Go through the material below and count the lines with the string "Principe"; the number is the whole answer.
[begin Exercise input]
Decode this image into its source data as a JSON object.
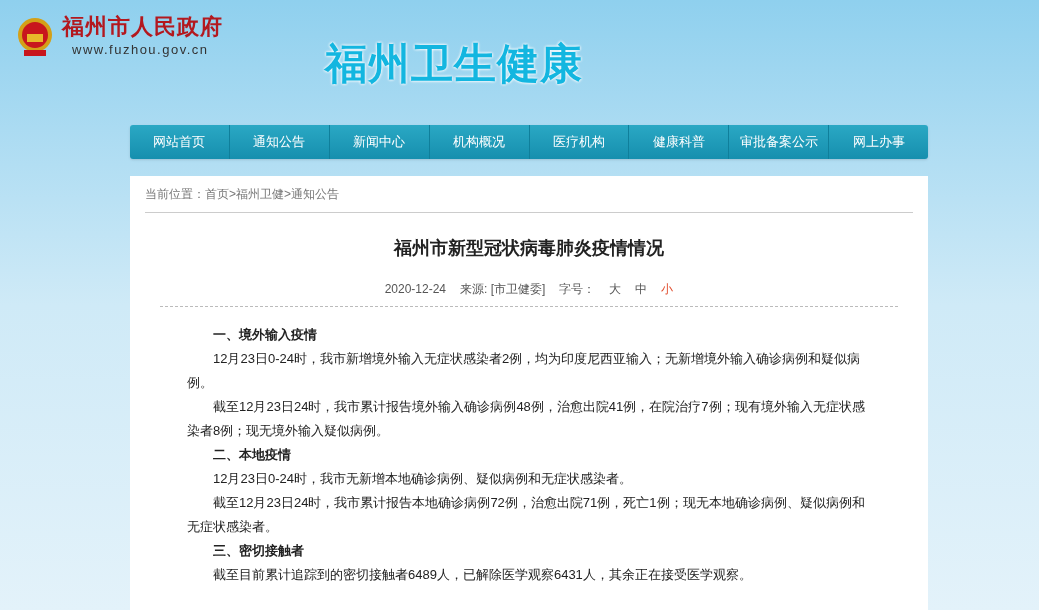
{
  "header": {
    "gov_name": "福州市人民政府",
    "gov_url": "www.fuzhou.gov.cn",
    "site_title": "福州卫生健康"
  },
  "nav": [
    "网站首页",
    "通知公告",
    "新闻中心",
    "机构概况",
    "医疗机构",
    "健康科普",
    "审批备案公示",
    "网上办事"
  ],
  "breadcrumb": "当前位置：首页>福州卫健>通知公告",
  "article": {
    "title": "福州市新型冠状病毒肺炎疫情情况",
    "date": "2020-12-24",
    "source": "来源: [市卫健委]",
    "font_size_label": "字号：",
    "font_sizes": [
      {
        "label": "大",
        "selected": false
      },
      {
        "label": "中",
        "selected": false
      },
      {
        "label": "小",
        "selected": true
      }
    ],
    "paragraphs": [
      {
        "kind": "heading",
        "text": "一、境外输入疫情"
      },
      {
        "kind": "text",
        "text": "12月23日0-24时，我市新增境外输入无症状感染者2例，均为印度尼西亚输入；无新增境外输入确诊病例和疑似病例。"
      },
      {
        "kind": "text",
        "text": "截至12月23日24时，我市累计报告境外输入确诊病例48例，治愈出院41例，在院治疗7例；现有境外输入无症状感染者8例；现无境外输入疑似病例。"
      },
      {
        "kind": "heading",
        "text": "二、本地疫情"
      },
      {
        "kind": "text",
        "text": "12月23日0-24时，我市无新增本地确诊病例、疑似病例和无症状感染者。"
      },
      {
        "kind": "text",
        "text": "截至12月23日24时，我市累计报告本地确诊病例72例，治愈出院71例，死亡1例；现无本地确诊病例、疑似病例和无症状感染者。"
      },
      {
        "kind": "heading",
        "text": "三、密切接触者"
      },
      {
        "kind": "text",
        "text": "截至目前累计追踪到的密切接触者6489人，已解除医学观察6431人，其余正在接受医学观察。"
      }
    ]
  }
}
[end Exercise input]
[begin Exercise input]
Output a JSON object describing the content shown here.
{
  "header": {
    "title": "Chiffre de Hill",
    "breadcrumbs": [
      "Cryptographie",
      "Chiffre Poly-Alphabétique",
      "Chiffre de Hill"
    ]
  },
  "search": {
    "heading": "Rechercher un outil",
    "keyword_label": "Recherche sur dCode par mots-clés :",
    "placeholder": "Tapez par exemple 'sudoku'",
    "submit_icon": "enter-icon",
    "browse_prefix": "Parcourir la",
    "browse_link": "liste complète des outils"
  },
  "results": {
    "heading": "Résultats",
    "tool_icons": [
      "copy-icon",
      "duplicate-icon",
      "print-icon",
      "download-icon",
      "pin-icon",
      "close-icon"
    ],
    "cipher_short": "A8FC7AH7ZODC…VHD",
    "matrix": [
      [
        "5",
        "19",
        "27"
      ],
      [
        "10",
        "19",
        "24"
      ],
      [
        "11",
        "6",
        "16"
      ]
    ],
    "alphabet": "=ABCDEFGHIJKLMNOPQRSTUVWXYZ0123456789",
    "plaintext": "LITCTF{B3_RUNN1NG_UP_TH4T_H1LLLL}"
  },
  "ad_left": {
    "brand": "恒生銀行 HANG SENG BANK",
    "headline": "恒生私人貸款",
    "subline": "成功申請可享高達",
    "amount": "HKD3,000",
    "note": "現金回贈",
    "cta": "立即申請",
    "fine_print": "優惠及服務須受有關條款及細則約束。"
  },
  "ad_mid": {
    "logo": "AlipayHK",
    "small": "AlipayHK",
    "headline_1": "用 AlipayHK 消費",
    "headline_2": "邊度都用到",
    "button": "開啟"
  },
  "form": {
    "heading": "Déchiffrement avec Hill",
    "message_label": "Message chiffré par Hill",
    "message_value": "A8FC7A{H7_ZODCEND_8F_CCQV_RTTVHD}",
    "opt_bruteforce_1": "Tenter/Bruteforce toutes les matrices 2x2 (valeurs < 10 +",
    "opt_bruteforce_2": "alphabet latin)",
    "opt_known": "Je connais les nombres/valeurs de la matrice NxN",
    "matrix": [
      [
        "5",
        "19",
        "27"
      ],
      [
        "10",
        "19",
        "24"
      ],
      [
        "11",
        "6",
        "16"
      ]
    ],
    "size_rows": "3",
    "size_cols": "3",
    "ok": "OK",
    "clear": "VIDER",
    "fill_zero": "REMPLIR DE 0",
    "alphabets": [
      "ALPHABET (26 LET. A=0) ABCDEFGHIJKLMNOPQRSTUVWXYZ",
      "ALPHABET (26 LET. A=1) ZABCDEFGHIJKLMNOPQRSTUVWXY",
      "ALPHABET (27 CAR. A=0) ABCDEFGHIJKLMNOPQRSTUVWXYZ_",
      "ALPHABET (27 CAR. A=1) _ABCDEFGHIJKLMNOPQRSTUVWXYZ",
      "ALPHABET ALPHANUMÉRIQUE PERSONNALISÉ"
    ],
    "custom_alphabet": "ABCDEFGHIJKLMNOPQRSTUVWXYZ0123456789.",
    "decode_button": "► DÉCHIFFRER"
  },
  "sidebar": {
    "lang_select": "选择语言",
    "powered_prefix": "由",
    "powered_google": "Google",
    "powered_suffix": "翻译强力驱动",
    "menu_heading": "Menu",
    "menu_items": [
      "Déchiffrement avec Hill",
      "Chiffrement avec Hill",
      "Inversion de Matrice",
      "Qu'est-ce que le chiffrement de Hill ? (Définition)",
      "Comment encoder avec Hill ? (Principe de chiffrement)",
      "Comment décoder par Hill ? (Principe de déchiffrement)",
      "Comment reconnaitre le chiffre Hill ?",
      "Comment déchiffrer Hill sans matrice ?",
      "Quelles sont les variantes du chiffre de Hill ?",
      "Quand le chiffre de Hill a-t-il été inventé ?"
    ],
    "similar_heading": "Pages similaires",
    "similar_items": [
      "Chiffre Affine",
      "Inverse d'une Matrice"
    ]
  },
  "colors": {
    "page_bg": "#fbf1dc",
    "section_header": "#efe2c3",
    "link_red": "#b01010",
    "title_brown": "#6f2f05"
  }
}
[end Exercise input]
*The solution:*
2